Goal: Take each line that has the word "nREGULATED" and return it.

Data section:

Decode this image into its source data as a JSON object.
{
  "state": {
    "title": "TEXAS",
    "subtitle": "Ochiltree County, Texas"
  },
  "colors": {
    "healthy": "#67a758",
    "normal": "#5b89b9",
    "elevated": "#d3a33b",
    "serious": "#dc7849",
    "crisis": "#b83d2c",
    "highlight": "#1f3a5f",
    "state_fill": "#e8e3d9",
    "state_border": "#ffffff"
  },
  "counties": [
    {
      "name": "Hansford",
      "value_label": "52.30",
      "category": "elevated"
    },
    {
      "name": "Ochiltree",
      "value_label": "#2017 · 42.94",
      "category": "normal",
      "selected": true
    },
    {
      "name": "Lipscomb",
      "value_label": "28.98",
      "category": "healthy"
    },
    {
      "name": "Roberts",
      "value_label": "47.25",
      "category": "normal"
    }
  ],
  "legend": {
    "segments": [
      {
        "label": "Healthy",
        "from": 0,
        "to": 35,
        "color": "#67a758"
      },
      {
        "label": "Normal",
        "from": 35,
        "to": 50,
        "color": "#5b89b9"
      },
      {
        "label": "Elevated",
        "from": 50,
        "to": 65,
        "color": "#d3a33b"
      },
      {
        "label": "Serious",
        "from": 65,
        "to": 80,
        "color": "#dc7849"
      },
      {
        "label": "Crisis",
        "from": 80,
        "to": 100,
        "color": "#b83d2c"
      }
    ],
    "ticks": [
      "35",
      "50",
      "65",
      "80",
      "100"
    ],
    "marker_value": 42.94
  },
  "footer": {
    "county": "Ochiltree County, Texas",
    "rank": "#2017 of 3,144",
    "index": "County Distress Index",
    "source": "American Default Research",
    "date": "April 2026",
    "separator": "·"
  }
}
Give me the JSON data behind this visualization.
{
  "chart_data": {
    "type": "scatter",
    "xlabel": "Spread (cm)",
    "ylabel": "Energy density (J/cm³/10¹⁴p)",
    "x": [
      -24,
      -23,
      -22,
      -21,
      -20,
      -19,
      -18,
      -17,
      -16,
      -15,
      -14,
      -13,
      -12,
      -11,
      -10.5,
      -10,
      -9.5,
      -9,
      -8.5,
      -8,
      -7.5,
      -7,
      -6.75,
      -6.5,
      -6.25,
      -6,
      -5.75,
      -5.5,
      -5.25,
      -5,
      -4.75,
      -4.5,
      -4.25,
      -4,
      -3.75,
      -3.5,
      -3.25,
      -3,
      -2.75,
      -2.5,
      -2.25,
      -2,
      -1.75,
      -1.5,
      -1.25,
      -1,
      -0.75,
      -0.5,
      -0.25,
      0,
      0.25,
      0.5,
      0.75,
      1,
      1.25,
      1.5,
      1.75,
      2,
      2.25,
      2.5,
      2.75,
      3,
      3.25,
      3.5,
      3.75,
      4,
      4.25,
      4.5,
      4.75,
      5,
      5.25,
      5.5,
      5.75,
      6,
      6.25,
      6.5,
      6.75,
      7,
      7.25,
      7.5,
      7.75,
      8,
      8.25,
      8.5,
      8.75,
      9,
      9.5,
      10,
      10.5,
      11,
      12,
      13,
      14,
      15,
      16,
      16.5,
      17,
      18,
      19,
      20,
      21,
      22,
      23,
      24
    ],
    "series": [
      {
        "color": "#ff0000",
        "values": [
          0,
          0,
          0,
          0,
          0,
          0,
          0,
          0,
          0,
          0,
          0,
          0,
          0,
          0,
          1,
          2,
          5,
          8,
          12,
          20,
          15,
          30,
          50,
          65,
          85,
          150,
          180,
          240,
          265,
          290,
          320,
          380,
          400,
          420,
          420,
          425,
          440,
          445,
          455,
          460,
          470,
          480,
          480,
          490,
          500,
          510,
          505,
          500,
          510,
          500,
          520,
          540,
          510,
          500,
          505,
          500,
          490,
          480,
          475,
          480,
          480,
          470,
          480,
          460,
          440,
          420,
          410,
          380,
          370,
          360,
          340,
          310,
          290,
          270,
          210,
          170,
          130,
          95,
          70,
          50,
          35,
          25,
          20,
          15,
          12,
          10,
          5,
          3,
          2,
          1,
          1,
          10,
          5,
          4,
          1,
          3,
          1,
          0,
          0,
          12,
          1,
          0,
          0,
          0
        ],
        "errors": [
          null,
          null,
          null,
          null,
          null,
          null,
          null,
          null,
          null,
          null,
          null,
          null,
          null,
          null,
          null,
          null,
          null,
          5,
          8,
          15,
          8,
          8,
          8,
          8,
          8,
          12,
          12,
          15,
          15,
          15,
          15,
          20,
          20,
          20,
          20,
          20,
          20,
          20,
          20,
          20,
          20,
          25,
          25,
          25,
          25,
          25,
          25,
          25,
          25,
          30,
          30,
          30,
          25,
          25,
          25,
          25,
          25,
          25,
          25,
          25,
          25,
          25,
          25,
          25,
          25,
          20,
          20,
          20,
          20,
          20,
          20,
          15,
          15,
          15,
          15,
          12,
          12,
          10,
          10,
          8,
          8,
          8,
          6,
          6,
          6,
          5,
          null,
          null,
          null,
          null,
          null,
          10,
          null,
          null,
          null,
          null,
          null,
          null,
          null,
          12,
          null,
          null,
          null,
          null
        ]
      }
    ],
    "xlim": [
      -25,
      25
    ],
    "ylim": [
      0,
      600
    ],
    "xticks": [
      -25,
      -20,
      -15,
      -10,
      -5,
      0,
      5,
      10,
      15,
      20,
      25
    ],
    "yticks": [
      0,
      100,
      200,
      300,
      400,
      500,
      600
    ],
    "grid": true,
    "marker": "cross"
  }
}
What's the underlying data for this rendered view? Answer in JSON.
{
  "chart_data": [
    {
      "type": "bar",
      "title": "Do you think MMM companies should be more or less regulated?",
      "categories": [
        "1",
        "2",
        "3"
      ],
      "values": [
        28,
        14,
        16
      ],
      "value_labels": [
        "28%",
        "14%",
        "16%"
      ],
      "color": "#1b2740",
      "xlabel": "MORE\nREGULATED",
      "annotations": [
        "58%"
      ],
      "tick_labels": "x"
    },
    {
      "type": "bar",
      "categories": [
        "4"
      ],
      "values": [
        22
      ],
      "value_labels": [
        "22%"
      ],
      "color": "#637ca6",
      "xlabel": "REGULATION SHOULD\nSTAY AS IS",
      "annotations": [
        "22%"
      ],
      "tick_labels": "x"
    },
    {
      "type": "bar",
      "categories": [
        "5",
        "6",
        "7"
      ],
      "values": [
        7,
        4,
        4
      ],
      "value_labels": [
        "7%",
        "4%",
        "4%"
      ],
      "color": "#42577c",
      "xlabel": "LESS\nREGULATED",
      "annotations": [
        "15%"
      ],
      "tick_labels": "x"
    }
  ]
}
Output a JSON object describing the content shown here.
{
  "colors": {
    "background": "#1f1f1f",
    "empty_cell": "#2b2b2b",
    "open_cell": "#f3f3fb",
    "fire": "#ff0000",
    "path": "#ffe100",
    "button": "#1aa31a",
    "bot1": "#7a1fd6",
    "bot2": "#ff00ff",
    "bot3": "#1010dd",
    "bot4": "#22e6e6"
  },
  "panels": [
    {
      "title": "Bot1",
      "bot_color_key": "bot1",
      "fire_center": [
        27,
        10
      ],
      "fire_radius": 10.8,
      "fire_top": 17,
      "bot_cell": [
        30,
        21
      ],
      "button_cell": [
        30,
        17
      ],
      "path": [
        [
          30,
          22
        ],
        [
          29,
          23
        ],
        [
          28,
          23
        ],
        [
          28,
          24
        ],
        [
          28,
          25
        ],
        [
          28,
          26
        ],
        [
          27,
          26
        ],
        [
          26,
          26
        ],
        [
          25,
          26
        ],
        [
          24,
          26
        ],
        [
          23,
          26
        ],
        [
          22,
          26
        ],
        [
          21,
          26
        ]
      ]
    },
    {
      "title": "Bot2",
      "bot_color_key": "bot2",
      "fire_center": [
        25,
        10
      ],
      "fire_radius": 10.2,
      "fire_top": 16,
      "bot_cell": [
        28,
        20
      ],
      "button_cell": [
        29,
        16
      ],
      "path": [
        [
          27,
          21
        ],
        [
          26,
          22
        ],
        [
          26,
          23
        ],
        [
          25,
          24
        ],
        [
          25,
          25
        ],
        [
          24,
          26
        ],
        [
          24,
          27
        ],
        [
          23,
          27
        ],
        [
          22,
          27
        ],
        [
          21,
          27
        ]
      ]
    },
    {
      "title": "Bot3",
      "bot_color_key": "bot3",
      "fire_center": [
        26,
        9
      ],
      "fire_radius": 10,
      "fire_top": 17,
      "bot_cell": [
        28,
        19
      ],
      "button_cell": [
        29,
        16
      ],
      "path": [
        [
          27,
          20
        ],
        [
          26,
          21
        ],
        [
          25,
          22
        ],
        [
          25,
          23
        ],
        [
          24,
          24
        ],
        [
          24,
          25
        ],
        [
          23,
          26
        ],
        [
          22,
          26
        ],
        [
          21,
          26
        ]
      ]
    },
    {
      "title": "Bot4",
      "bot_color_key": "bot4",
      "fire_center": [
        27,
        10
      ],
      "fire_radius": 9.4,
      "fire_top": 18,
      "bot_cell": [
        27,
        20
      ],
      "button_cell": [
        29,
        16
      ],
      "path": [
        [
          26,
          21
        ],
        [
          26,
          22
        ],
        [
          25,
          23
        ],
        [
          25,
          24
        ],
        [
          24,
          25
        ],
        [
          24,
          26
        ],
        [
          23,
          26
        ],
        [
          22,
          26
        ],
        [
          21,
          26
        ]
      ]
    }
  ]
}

Answer to this task:
      "xlabel": "MORE\nREGULATED",
      "xlabel": "LESS\nREGULATED",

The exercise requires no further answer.